| Instructions for the task |
Would you output the whole listing below, exactly as it reads?

▼

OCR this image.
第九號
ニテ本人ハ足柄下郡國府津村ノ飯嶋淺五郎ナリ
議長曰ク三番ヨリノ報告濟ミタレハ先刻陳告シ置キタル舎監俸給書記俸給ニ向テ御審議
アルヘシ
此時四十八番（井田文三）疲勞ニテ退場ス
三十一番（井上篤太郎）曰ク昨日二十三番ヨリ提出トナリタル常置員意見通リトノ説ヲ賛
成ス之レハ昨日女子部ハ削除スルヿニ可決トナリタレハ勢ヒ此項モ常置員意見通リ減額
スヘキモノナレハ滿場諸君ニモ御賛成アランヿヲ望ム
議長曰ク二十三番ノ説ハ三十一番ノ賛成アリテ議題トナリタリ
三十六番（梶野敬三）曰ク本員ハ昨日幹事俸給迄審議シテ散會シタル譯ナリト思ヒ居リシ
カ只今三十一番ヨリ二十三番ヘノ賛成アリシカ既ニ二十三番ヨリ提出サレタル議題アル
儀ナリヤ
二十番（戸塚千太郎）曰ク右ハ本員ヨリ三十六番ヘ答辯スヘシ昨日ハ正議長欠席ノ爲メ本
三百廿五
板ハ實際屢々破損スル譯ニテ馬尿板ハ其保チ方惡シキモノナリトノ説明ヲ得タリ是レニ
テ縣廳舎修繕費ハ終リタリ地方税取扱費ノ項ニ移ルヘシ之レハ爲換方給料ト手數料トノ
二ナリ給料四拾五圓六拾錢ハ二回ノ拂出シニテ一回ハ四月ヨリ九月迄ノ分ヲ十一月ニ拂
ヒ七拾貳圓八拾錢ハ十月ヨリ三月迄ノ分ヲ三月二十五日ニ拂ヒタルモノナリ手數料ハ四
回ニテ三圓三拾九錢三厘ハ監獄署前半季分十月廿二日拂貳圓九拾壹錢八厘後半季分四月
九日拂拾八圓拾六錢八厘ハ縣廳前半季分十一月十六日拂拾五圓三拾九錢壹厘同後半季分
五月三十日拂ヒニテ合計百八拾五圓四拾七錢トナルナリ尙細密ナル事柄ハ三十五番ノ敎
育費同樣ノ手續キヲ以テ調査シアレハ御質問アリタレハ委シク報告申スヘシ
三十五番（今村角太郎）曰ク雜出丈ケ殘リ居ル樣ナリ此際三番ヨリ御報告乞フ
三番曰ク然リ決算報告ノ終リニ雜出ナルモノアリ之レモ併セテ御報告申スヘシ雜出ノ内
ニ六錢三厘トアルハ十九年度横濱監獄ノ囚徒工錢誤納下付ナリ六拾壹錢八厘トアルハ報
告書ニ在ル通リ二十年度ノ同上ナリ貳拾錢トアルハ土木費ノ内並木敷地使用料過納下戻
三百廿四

▲

| Solved problem |
OCR this image.
第九號
ニテ本人ハ足柄下郡國府津村ノ飯嶋淺五郎ナリ
議長曰ク三番ヨリノ報告濟ミタレハ先刻陳告シ置キタル舎監俸給書記俸給ニ向テ御審議
アルヘシ
此時四十八番（井田文三）疲勞ニテ退場ス
三十一番（井上篤太郎）曰ク昨日二十三番ヨリ提出トナリタル常置員意見通リトノ説ヲ賛
成ス之レハ昨日女子部ハ削除スルヿニ可決トナリタレハ勢ヒ此項モ常置員意見通リ減額
スヘキモノナレハ滿場諸君ニモ御賛成アランヿヲ望ム
議長曰ク二十三番ノ説ハ三十一番ノ賛成アリテ議題トナリタリ
三十六番（梶野敬三）曰ク本員ハ昨日幹事俸給迄審議シテ散會シタル譯ナリト思ヒ居リシ
カ只今三十一番ヨリ二十三番ヘノ賛成アリシカ既ニ二十三番ヨリ提出サレタル議題アル
儀ナリヤ
二十番（戸塚千太郎）曰ク右ハ本員ヨリ三十六番ヘ答辯スヘシ昨日ハ正議長欠席ノ爲メ本
三百廿五
板ハ實際屢々破損スル譯ニテ馬尿板ハ其保チ方惡シキモノナリトノ説明ヲ得タリ是レニ
テ縣廳舎修繕費ハ終リタリ地方税取扱費ノ項ニ移ルヘシ之レハ爲換方給料ト手數料トノ
二ナリ給料四拾五圓六拾錢ハ二回ノ拂出シニテ一回ハ四月ヨリ九月迄ノ分ヲ十一月ニ拂
ヒ七拾貳圓八拾錢ハ十月ヨリ三月迄ノ分ヲ三月二十五日ニ拂ヒタルモノナリ手數料ハ四
回ニテ三圓三拾九錢三厘ハ監獄署前半季分十月廿二日拂貳圓九拾壹錢八厘後半季分四月
九日拂拾八圓拾六錢八厘ハ縣廳前半季分十一月十六日拂拾五圓三拾九錢壹厘同後半季分
五月三十日拂ヒニテ合計百八拾五圓四拾七錢トナルナリ尙細密ナル事柄ハ三十五番ノ敎
育費同樣ノ手續キヲ以テ調査シアレハ御質問アリタレハ委シク報告申スヘシ
三十五番（今村角太郎）曰ク雜出丈ケ殘リ居ル樣ナリ此際三番ヨリ御報告乞フ
三番曰ク然リ決算報告ノ終リニ雜出ナルモノアリ之レモ併セテ御報告申スヘシ雜出ノ内
ニ六錢三厘トアルハ十九年度横濱監獄ノ囚徒工錢誤納下付ナリ六拾壹錢八厘トアルハ報
告書ニ在ル通リ二十年度ノ同上ナリ貳拾錢トアルハ土木費ノ内並木敷地使用料過納下戻
三百廿四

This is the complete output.